Provided data -
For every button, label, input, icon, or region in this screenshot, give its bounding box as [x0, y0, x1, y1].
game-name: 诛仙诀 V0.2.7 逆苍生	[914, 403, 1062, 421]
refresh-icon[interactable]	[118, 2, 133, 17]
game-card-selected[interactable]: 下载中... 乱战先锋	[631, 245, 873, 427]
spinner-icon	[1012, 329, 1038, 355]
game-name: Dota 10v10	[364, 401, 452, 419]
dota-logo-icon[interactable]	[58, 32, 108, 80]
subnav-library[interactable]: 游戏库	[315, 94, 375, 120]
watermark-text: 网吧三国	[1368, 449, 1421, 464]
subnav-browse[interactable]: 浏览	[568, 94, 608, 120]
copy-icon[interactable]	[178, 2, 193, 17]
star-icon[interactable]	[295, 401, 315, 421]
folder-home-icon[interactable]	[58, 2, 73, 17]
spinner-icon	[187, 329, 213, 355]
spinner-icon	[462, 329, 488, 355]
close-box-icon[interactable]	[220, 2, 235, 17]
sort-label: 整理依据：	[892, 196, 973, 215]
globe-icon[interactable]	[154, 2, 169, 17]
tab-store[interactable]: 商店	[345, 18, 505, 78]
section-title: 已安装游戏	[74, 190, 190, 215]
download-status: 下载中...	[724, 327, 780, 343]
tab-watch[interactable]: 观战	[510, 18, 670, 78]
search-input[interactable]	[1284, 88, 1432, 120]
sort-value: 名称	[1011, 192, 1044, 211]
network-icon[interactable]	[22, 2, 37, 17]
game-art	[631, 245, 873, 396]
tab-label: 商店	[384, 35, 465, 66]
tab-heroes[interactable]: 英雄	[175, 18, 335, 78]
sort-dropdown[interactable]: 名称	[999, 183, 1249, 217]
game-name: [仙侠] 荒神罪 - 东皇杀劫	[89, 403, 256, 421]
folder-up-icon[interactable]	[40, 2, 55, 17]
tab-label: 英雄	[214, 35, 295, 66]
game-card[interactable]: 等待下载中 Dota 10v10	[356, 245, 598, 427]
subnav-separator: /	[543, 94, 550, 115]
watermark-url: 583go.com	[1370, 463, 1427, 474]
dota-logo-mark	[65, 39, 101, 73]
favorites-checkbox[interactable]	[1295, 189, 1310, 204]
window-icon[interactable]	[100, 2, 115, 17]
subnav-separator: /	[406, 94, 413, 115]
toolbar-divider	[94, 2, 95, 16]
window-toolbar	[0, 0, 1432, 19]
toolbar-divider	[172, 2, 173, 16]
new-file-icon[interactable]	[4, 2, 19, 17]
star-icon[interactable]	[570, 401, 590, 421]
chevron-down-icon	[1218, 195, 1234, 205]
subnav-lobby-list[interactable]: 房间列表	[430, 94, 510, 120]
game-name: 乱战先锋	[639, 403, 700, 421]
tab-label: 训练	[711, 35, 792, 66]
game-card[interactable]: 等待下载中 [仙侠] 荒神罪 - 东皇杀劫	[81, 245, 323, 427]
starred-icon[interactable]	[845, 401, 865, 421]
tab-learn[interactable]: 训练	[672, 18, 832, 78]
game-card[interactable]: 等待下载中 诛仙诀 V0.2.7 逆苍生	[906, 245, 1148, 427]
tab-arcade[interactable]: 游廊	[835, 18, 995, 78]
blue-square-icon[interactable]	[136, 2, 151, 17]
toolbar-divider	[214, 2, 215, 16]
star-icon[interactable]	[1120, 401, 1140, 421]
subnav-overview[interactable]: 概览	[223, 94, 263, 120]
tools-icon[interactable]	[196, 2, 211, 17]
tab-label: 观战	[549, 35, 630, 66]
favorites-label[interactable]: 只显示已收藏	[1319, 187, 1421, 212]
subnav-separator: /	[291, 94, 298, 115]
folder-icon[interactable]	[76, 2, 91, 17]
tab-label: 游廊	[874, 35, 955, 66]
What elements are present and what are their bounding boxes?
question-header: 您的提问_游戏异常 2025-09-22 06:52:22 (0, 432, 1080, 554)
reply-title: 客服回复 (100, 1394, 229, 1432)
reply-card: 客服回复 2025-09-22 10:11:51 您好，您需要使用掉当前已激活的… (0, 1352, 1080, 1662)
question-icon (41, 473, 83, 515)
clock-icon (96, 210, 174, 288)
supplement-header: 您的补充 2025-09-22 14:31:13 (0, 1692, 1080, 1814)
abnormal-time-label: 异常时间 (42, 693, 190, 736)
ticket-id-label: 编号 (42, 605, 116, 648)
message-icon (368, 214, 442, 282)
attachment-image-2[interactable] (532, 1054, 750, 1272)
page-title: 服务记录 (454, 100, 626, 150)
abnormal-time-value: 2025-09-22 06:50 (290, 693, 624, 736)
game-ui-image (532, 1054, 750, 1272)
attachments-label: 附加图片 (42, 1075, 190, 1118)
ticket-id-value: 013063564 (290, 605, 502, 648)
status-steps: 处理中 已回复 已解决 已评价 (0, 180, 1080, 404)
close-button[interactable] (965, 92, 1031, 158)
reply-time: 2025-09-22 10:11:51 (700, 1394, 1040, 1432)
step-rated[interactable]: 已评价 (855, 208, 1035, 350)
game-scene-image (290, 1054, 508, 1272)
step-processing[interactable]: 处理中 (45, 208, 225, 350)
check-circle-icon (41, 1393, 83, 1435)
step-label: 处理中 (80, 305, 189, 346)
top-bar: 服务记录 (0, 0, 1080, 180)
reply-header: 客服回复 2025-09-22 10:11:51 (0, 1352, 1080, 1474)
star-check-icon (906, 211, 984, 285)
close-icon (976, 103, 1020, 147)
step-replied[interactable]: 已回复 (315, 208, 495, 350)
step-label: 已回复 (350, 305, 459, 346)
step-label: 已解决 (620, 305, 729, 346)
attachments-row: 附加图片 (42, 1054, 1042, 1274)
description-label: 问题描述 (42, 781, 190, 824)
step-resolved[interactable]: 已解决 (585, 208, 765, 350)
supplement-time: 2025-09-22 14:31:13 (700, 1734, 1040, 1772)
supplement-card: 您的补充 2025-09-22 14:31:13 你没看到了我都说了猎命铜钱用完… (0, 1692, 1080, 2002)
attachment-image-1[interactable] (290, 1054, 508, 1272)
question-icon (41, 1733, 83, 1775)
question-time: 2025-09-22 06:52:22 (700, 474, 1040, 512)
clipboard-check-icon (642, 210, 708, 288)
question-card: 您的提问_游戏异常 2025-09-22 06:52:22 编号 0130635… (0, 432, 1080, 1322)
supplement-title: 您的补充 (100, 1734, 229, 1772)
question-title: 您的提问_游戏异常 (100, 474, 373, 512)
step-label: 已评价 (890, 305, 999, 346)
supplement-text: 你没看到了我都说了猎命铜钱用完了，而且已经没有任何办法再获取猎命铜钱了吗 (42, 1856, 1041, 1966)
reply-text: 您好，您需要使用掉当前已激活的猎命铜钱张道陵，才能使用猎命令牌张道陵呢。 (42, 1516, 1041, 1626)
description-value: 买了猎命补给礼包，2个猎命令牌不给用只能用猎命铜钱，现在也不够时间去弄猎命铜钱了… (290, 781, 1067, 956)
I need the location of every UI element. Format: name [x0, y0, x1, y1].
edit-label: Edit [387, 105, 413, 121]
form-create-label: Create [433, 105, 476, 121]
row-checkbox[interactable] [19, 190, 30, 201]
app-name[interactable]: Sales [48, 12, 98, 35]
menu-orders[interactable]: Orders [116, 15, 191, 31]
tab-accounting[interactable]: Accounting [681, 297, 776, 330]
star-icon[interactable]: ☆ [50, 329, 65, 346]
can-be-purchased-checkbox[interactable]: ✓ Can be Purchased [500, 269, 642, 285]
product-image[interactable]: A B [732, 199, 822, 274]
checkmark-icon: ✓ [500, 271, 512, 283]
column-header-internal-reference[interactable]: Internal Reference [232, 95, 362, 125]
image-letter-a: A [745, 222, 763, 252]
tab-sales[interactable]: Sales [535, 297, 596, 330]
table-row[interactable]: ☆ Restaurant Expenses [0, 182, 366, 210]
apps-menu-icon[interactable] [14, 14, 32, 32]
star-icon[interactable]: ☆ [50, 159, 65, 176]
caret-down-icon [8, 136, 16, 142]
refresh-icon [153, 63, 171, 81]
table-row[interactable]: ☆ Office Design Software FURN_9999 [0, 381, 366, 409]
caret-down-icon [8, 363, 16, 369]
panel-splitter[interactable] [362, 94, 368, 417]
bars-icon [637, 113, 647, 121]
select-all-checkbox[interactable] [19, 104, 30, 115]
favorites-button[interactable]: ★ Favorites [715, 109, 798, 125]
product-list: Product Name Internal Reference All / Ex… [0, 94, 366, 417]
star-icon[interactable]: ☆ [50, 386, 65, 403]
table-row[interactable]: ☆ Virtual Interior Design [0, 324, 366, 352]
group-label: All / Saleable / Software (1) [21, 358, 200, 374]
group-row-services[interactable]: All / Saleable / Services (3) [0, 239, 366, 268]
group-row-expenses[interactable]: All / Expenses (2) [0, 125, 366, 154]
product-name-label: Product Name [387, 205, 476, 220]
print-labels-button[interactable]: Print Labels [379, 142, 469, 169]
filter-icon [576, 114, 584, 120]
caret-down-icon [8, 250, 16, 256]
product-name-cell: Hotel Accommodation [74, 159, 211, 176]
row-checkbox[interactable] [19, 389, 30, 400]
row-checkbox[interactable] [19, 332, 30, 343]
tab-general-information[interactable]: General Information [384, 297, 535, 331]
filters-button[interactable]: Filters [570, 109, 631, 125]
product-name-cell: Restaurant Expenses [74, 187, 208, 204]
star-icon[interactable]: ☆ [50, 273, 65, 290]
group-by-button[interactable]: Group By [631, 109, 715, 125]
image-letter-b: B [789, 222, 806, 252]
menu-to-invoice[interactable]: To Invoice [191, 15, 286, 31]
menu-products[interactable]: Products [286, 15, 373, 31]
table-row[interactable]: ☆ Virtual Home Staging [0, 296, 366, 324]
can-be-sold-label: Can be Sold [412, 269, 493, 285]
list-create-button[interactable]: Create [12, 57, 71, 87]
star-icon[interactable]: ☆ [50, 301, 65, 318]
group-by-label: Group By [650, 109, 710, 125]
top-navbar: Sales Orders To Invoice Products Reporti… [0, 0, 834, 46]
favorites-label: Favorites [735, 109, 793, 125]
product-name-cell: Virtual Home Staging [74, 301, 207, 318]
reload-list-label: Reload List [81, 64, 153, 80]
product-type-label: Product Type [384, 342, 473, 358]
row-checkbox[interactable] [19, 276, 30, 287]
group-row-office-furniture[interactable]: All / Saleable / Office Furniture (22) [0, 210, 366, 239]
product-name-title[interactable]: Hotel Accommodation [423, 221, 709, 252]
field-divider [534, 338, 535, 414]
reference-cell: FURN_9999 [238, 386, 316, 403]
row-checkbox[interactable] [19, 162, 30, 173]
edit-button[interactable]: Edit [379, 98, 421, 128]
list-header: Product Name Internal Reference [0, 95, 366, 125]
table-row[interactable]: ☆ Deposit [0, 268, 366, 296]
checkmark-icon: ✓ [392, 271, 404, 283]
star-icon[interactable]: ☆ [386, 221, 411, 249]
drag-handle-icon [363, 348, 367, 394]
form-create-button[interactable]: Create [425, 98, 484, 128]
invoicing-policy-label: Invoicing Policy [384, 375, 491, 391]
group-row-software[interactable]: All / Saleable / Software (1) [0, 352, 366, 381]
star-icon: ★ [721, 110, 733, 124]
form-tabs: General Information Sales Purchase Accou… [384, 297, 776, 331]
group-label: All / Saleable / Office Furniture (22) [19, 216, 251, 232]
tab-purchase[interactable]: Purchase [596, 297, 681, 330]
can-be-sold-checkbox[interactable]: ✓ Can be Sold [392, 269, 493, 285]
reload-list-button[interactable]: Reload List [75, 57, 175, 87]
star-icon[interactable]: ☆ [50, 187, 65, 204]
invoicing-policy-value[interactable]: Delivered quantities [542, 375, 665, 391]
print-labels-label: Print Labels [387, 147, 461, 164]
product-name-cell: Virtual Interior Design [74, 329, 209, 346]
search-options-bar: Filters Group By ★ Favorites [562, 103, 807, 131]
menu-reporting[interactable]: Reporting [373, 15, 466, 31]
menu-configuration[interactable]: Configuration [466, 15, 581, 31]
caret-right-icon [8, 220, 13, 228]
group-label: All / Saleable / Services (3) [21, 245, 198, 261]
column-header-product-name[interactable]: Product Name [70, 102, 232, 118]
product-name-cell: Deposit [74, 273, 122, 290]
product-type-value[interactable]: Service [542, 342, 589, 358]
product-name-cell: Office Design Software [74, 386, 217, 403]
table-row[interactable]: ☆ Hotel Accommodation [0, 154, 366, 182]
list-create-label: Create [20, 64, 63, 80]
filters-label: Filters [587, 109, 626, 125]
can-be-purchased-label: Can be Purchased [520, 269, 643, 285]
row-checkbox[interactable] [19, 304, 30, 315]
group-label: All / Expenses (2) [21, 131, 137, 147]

Exercise description - Edit everything from the start of the records down through the line containing "35, 295, 66]" so that "spinner-icon" becomes "loading-icon", and leave everything else unchanged.

Exercise answer -
For every button, label, input, icon, or region in this screenshot, give its bounding box as [x0, y0, x1, y1].
game-name: 诛仙诀 V0.2.7 逆苍生	[914, 403, 1062, 421]
refresh-icon[interactable]	[118, 2, 133, 17]
game-card-selected[interactable]: 下载中... 乱战先锋	[631, 245, 873, 427]
loading-icon	[1012, 329, 1038, 355]
game-name: Dota 10v10	[364, 401, 452, 419]
dota-logo-icon[interactable]	[58, 32, 108, 80]
subnav-library[interactable]: 游戏库	[315, 94, 375, 120]
watermark-text: 网吧三国	[1368, 449, 1421, 464]
subnav-browse[interactable]: 浏览	[568, 94, 608, 120]
copy-icon[interactable]	[178, 2, 193, 17]
star-icon[interactable]	[295, 401, 315, 421]
folder-home-icon[interactable]	[58, 2, 73, 17]
loading-icon	[187, 329, 213, 355]
loading-icon	[462, 329, 488, 355]
close-box-icon[interactable]	[220, 2, 235, 17]
sort-label: 整理依据：	[892, 196, 973, 215]
globe-icon[interactable]	[154, 2, 169, 17]
tab-store[interactable]: 商店	[345, 18, 505, 78]
section-title: 已安装游戏	[74, 190, 190, 215]
download-status: 下载中...	[724, 327, 780, 343]
tab-watch[interactable]: 观战	[510, 18, 670, 78]
search-input[interactable]	[1284, 88, 1432, 120]
sort-value: 名称	[1011, 192, 1044, 211]
network-icon[interactable]	[22, 2, 37, 17]
game-art	[631, 245, 873, 396]
tab-label: 商店	[384, 35, 465, 66]
tab-heroes[interactable]: 英雄	[175, 18, 335, 78]
sort-dropdown[interactable]: 名称	[999, 183, 1249, 217]
game-name: [仙侠] 荒神罪 - 东皇杀劫	[89, 403, 256, 421]
folder-up-icon[interactable]	[40, 2, 55, 17]
tab-label: 英雄	[214, 35, 295, 66]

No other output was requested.